◆ PROBLEM STATEMENT: Leave out every picture, then transcribe the rest of the listing exactly.

[Begin]

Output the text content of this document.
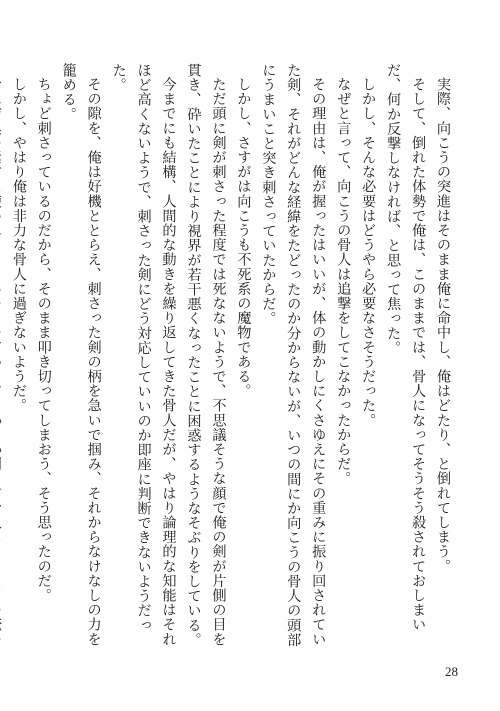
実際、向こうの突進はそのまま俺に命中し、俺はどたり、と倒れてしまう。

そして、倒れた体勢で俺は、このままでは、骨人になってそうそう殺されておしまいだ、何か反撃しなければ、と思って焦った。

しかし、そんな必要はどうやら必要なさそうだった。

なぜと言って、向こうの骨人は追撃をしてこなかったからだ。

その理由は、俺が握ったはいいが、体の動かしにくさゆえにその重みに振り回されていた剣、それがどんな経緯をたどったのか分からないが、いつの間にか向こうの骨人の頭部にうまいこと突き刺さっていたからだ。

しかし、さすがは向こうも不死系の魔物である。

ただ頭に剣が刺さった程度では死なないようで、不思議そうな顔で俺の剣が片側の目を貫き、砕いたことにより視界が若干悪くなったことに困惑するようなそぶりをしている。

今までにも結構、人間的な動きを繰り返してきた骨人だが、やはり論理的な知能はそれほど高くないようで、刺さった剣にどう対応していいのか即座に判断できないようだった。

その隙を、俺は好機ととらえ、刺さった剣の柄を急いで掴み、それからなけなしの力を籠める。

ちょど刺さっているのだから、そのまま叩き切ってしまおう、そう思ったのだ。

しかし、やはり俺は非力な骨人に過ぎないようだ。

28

[End]

◆ RESULT OF THE TASK:
Output the text content of this document.
実際、向こうの突進はそのまま俺に命中し、俺はどたり、と倒れてしまう。

そして、倒れた体勢で俺は、このままでは、骨人になってそうそう殺されておしまいだ、何か反撃しなければ、と思って焦った。

しかし、そんな必要はどうやら必要なさそうだった。

なぜと言って、向こうの骨人は追撃をしてこなかったからだ。

その理由は、俺が握ったはいいが、体の動かしにくさゆえにその重みに振り回されていた剣、それがどんな経緯をたどったのか分からないが、いつの間にか向こうの骨人の頭部にうまいこと突き刺さっていたからだ。

しかし、さすがは向こうも不死系の魔物である。

ただ頭に剣が刺さった程度では死なないようで、不思議そうな顔で俺の剣が片側の目を貫き、砕いたことにより視界が若干悪くなったことに困惑するようなそぶりをしている。

今までにも結構、人間的な動きを繰り返してきた骨人だが、やはり論理的な知能はそれほど高くないようで、刺さった剣にどう対応していいのか即座に判断できないようだった。

その隙を、俺は好機ととらえ、刺さった剣の柄を急いで掴み、それからなけなしの力を籠める。

ちょど刺さっているのだから、そのまま叩き切ってしまおう、そう思ったのだ。

しかし、やはり俺は非力な骨人に過ぎないようだ。

28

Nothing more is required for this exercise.